### Records to process
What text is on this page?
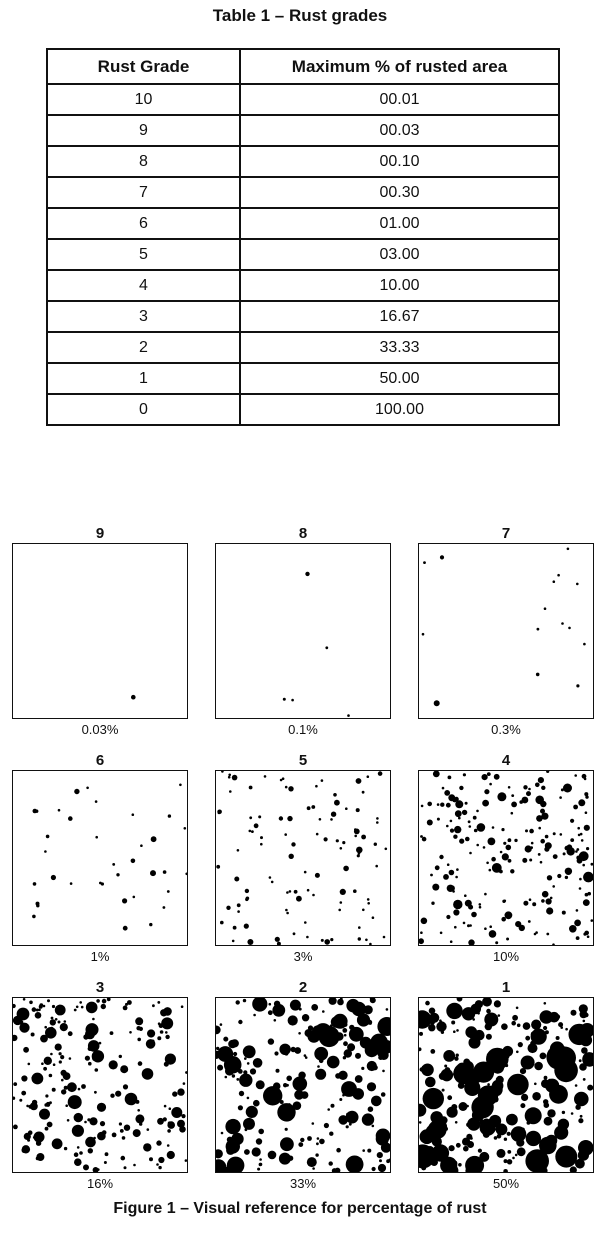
Table 1 – Rust grades
Rust Grade	Maximum % of rusted area
10	00.01
9	00.03
8	00.10
7	00.30
6	01.00
5	03.00
4	10.00
3	16.67
2	33.33
1	50.00
0	100.00
9
0.03%
8
0.1%
7
0.3%
6
1%
5
3%
4
10%
3
16%
2
33%
1
50%
Figure 1 – Visual reference for percentage of rust
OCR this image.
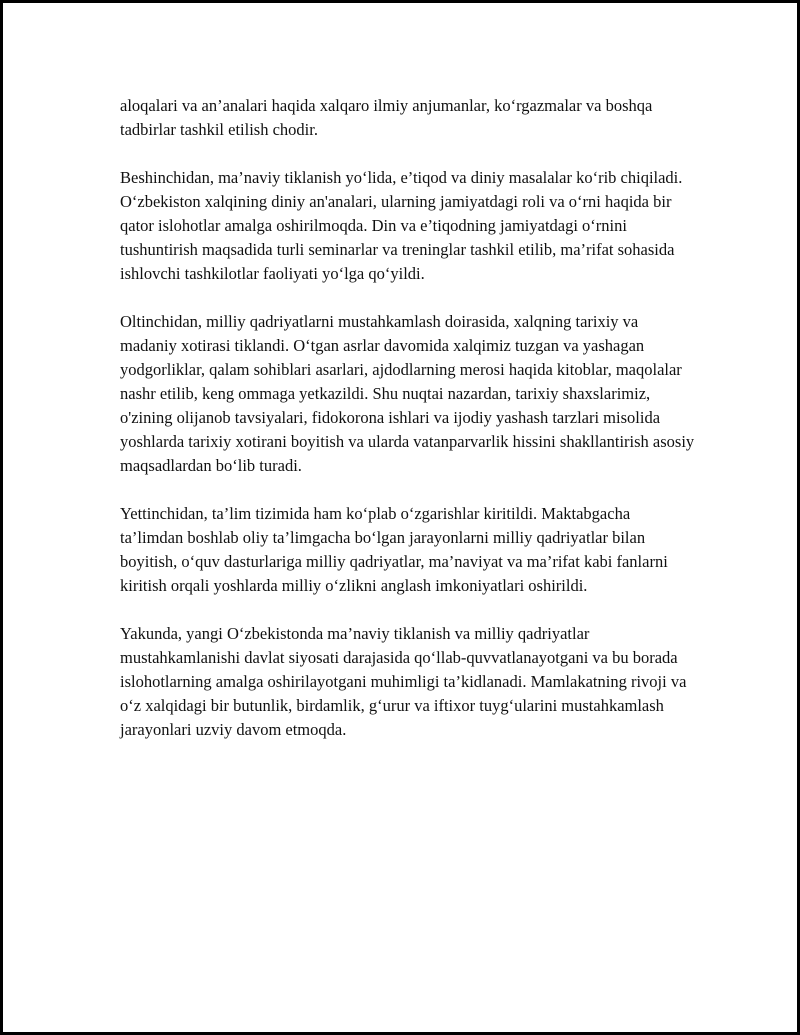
aloqalari va an’analari haqida xalqaro ilmiy anjumanlar, ko‘rgazmalar va boshqa tadbirlar tashkil etilish chodir.

Beshinchidan, ma’naviy tiklanish yo‘lida, e’tiqod va diniy masalalar ko‘rib chiqiladi. O‘zbekiston xalqining diniy an'analari, ularning jamiyatdagi roli va o‘rni haqida bir qator islohotlar amalga oshirilmoqda. Din va e’tiqodning jamiyatdagi o‘rnini tushuntirish maqsadida turli seminarlar va treninglar tashkil etilib, ma’rifat sohasida ishlovchi tashkilotlar faoliyati yo‘lga qo‘yildi.

Oltinchidan, milliy qadriyatlarni mustahkamlash doirasida, xalqning tarixiy va madaniy xotirasi tiklandi. O‘tgan asrlar davomida xalqimiz tuzgan va yashagan yodgorliklar, qalam sohiblari asarlari, ajdodlarning merosi haqida kitoblar, maqolalar nashr etilib, keng ommaga yetkazildi. Shu nuqtai nazardan, tarixiy shaxslarimiz, o'zining olijanob tavsiyalari, fidokorona ishlari va ijodiy yashash tarzlari misolida yoshlarda tarixiy xotirani boyitish va ularda vatanparvarlik hissini shakllantirish asosiy maqsadlardan bo‘lib turadi.

Yettinchidan, ta’lim tizimida ham ko‘plab o‘zgarishlar kiritildi. Maktabgacha ta’limdan boshlab oliy ta’limgacha bo‘lgan jarayonlarni milliy qadriyatlar bilan boyitish, o‘quv dasturlariga milliy qadriyatlar, ma’naviyat va ma’rifat kabi fanlarni kiritish orqali yoshlarda milliy o‘zlikni anglash imkoniyatlari oshirildi.

Yakunda, yangi O‘zbekistonda ma’naviy tiklanish va milliy qadriyatlar mustahkamlanishi davlat siyosati darajasida qo‘llab-quvvatlanayotgani va bu borada islohotlarning amalga oshirilayotgani muhimligi ta’kidlanadi. Mamlakatning rivoji va o‘z xalqidagi bir butunlik, birdamlik, g‘urur va iftixor tuyg‘ularini mustahkamlash jarayonlari uzviy davom etmoqda.
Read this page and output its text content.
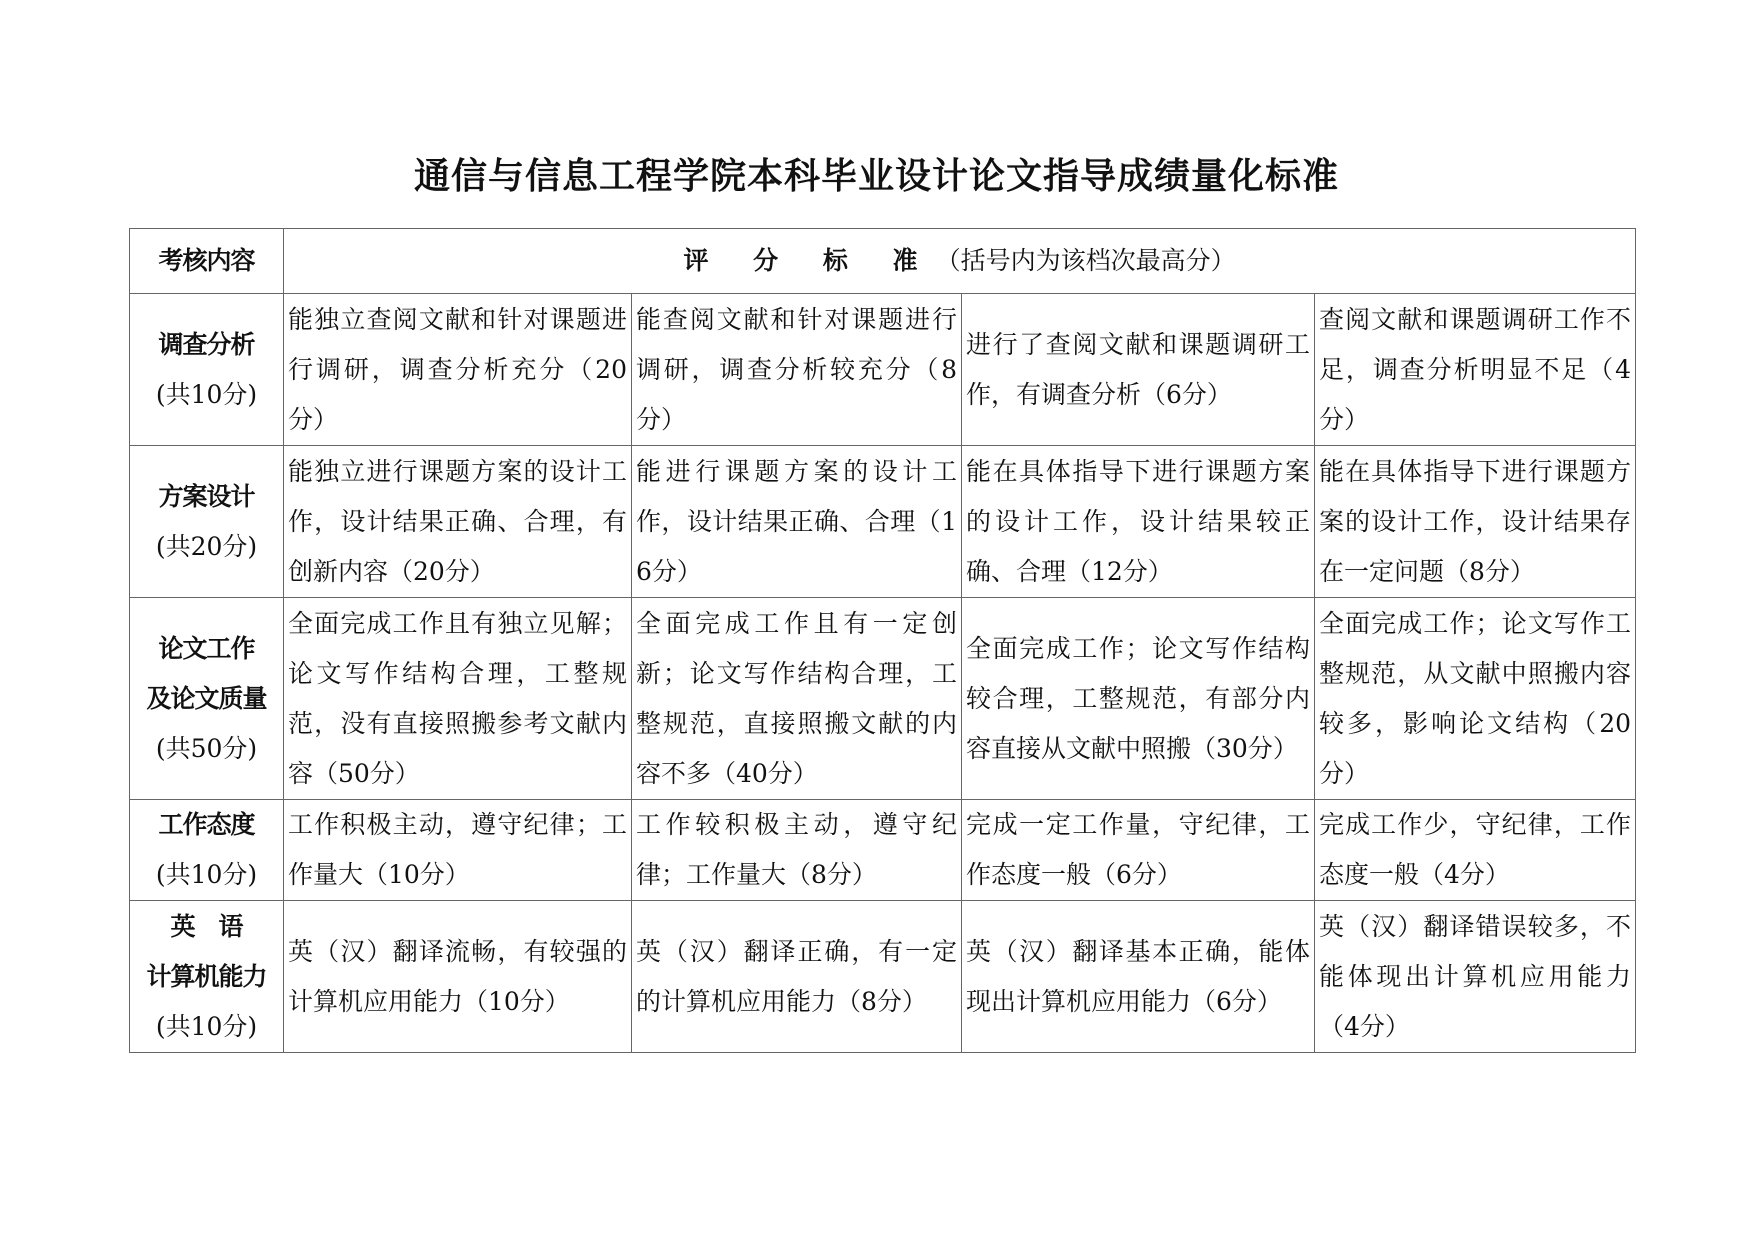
通信与信息工程学院本科毕业设计论文指导成绩量化标准
考核内容	评 分 标 准（括号内为该档次最高分）			

调查分析
(共10分)	能独立查阅文献和针对课题进行调研，调查分析充分（20分）	能查阅文献和针对课题进行调研，调查分析较充分（8分）	进行了查阅文献和课题调研工作，有调查分析（6分）	查阅文献和课题调研工作不足，调查分析明显不足（4分）

方案设计
(共20分)	能独立进行课题方案的设计工作，设计结果正确、合理，有创新内容（20分）	能进行课题方案的设计工作，设计结果正确、合理（16分）	能在具体指导下进行课题方案的设计工作，设计结果较正确、合理（12分）	能在具体指导下进行课题方案的设计工作，设计结果存在一定问题（8分）

论文工作
及论文质量
(共50分)	全面完成工作且有独立见解；论文写作结构合理，工整规范，没有直接照搬参考文献内容（50分）	全面完成工作且有一定创新；论文写作结构合理，工整规范，直接照搬文献的内容不多（40分）	全面完成工作；论文写作结构较合理，工整规范，有部分内容直接从文献中照搬（30分）	全面完成工作；论文写作工整规范，从文献中照搬内容较多，影响论文结构（20分）

工作态度
(共10分)	工作积极主动，遵守纪律；工作量大（10分）	工作较积极主动，遵守纪律；工作量大（8分）	完成一定工作量，守纪律，工作态度一般（6分）	完成工作少，守纪律，工作态度一般（4分）

英　语
计算机能力
(共10分)	英（汉）翻译流畅，有较强的计算机应用能力（10分）	英（汉）翻译正确，有一定的计算机应用能力（8分）	英（汉）翻译基本正确，能体现出计算机应用能力（6分）	英（汉）翻译错误较多，不能体现出计算机应用能力（4分）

### What you will do
Extract every line from the records above that contains the word "rifat".

### Completed exercise
Beshinchidan, ma’naviy tiklanish yo‘lida, e’tiqod va diniy masalalar ko‘rib chiqiladi. O‘zbekiston xalqining diniy an'analari, ularning jamiyatdagi roli va o‘rni haqida bir qator islohotlar amalga oshirilmoqda. Din va e’tiqodning jamiyatdagi o‘rnini tushuntirish maqsadida turli seminarlar va treninglar tashkil etilib, ma’rifat sohasida ishlovchi tashkilotlar faoliyati yo‘lga qo‘yildi.
Yettinchidan, ta’lim tizimida ham ko‘plab o‘zgarishlar kiritildi. Maktabgacha ta’limdan boshlab oliy ta’limgacha bo‘lgan jarayonlarni milliy qadriyatlar bilan boyitish, o‘quv dasturlariga milliy qadriyatlar, ma’naviyat va ma’rifat kabi fanlarni kiritish orqali yoshlarda milliy o‘zlikni anglash imkoniyatlari oshirildi.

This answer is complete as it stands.